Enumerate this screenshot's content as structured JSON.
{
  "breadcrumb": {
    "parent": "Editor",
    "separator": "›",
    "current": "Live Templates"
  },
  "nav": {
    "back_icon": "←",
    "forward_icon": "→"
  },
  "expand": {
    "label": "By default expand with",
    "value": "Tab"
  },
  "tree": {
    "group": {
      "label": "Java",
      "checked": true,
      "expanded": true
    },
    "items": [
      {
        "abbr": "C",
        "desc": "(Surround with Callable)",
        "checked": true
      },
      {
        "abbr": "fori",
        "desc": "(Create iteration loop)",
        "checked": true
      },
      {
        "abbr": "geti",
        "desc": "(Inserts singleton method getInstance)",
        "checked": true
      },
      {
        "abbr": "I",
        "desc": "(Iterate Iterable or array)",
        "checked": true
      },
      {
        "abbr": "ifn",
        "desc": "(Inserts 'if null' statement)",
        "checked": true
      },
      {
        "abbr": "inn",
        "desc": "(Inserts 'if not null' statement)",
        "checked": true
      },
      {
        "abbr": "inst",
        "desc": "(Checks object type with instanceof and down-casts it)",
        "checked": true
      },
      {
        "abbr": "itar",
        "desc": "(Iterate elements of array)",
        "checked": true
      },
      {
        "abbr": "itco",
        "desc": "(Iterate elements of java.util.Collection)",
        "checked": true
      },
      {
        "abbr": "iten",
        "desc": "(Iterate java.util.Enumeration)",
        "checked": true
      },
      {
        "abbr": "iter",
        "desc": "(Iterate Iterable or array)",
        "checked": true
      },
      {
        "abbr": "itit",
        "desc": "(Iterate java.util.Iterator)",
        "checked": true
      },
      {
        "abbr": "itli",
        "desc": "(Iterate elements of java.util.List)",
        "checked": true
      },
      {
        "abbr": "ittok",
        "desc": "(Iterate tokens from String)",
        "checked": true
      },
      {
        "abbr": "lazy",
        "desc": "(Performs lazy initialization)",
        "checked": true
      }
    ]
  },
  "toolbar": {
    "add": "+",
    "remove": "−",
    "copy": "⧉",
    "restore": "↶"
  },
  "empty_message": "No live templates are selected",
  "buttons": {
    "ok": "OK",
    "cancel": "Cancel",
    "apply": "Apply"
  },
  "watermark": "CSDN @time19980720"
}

§ REQUIRED TASK
The answer is the number of lines in the preceding material that hold "label"; write that number and nothing else.

§ REPLY TO THE TASK
2